Stated problem
Of all the lines in the records below, how many hold the word "knob"? Give the number alone.

-- Start Material for this task --

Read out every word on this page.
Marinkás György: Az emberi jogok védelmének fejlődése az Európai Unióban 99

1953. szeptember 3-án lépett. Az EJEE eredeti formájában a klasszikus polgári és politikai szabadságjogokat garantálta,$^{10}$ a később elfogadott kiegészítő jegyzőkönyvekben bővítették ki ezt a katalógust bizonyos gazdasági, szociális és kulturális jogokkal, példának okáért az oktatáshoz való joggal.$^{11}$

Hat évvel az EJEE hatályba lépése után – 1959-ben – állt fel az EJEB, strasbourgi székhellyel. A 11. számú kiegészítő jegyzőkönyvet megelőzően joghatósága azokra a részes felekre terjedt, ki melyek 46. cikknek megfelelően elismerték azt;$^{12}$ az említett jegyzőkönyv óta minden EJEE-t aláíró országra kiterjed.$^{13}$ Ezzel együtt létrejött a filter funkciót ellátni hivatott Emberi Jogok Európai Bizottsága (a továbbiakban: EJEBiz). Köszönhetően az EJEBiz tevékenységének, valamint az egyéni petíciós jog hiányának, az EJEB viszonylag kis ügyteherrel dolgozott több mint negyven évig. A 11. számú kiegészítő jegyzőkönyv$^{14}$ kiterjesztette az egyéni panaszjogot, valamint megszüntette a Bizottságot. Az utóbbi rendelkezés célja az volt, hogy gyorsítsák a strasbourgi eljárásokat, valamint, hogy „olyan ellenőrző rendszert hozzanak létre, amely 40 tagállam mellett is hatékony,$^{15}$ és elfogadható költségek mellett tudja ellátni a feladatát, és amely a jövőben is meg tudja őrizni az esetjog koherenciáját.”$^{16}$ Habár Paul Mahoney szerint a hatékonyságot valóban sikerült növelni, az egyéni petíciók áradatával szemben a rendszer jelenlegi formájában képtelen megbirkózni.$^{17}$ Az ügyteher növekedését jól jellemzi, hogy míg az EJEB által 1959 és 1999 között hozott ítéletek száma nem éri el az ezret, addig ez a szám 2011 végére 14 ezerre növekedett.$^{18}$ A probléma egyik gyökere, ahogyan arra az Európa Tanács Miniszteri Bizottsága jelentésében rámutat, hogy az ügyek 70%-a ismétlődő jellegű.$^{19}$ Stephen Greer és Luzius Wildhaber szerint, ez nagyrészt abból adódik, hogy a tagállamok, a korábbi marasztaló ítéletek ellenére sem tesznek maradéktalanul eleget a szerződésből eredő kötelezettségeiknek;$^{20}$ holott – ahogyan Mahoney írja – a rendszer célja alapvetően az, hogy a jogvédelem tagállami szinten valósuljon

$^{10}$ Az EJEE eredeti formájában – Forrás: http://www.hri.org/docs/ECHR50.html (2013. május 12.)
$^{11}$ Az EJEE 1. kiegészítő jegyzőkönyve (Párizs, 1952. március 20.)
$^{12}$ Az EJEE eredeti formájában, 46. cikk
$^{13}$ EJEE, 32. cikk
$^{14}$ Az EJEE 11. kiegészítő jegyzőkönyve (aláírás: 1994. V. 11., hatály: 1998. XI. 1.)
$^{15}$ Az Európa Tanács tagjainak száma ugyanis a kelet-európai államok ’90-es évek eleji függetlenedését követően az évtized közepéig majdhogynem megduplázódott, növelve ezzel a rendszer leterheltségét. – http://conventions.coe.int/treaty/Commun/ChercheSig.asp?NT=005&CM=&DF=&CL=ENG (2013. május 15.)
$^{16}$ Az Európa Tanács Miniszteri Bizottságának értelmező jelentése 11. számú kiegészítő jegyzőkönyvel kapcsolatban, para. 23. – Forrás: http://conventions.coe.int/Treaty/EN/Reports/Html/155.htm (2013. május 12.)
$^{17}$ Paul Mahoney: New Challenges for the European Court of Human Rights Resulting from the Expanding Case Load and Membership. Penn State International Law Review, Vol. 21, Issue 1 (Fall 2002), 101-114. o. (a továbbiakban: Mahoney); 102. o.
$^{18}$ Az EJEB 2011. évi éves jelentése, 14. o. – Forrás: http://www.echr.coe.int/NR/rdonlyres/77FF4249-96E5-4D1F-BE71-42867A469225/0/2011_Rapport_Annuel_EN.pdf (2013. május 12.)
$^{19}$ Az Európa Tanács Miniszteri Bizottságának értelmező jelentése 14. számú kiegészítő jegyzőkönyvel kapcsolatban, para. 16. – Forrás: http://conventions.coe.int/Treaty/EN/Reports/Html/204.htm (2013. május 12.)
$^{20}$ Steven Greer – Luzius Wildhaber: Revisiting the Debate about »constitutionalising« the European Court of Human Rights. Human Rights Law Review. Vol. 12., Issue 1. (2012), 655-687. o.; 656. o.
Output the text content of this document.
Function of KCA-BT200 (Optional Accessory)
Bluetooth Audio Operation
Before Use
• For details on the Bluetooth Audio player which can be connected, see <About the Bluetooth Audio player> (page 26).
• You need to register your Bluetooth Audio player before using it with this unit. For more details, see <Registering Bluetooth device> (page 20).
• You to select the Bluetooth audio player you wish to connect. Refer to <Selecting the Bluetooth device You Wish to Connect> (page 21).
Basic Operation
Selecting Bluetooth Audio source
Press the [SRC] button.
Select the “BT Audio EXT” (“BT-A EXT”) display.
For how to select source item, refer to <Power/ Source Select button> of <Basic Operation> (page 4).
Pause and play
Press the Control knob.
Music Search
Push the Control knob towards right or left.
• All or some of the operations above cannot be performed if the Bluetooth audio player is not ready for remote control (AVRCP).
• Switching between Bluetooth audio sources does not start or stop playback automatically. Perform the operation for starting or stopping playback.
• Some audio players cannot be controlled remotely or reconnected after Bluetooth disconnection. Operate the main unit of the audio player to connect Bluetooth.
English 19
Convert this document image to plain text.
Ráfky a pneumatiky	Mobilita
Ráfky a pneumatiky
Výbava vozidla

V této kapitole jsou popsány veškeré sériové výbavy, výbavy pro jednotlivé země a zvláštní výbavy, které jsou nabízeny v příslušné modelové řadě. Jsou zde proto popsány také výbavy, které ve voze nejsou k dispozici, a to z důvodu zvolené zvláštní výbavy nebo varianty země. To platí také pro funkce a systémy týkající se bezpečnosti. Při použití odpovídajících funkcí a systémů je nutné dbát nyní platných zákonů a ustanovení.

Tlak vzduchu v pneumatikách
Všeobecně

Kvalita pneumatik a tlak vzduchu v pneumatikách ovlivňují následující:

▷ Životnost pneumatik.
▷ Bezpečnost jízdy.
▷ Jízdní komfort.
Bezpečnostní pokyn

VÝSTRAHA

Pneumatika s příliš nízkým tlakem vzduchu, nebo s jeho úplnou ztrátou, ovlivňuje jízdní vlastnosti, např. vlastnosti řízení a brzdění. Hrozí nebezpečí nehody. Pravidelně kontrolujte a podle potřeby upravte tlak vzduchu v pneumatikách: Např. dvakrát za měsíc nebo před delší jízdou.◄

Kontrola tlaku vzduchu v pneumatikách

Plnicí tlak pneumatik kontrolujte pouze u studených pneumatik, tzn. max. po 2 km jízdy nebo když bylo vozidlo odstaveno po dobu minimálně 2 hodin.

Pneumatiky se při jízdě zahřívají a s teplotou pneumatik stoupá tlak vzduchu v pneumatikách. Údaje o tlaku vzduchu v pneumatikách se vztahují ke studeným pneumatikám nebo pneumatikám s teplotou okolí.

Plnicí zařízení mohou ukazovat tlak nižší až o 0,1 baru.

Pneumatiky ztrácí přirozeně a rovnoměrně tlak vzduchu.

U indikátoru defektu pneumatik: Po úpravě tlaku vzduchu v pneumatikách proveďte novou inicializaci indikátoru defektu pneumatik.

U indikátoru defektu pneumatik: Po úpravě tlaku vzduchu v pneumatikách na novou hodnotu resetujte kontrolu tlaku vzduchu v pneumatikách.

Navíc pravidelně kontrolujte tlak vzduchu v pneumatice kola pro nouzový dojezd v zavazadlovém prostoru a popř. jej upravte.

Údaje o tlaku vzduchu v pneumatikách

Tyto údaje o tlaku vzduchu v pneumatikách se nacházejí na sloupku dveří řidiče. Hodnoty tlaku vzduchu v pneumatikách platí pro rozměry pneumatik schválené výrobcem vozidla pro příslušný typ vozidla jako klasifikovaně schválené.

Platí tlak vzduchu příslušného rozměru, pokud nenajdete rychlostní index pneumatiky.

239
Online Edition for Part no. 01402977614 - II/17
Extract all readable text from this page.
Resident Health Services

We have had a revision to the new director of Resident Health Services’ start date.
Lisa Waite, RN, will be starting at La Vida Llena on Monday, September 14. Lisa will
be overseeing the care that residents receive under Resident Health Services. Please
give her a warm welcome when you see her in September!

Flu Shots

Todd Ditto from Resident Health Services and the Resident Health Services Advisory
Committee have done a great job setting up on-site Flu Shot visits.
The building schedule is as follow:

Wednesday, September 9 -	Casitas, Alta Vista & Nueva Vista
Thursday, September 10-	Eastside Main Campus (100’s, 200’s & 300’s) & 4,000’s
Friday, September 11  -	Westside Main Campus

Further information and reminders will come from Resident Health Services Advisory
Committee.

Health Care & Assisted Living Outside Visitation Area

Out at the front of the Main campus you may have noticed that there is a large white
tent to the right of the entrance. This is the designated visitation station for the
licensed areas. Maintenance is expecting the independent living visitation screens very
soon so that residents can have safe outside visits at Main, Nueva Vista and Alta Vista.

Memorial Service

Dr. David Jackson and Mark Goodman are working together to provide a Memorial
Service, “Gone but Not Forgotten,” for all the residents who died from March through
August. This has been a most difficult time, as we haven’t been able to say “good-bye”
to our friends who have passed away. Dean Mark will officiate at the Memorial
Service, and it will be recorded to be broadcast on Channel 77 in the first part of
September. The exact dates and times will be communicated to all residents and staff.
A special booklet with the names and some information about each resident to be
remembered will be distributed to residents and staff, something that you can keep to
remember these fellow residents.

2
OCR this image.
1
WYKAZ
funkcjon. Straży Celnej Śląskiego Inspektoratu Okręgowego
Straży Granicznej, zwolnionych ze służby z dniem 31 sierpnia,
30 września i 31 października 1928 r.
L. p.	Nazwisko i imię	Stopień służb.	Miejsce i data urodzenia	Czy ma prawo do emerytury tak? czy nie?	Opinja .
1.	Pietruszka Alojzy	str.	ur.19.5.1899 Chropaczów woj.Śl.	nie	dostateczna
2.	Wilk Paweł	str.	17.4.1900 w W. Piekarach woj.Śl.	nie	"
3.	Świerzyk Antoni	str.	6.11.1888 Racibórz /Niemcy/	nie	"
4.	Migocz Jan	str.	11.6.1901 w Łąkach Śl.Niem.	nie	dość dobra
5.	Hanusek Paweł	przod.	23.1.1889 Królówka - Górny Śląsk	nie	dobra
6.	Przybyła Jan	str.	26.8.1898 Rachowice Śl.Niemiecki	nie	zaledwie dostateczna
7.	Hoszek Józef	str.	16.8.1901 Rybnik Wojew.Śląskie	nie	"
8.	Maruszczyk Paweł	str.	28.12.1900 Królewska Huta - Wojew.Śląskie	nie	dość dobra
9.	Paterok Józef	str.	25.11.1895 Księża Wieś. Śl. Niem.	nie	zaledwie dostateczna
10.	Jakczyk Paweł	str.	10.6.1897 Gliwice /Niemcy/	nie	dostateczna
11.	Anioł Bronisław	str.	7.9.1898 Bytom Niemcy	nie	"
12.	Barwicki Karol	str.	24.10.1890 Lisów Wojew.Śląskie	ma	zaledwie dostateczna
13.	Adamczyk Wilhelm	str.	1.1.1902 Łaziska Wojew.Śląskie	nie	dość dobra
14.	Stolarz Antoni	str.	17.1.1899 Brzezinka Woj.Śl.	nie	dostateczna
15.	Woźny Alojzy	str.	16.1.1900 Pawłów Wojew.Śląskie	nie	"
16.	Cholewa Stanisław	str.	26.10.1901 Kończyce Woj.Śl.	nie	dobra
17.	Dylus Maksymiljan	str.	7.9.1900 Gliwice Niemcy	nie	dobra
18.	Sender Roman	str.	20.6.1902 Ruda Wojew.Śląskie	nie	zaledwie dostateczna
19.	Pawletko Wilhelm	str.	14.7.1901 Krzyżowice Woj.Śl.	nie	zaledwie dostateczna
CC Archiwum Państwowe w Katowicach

-- End Material for this task --

The output
2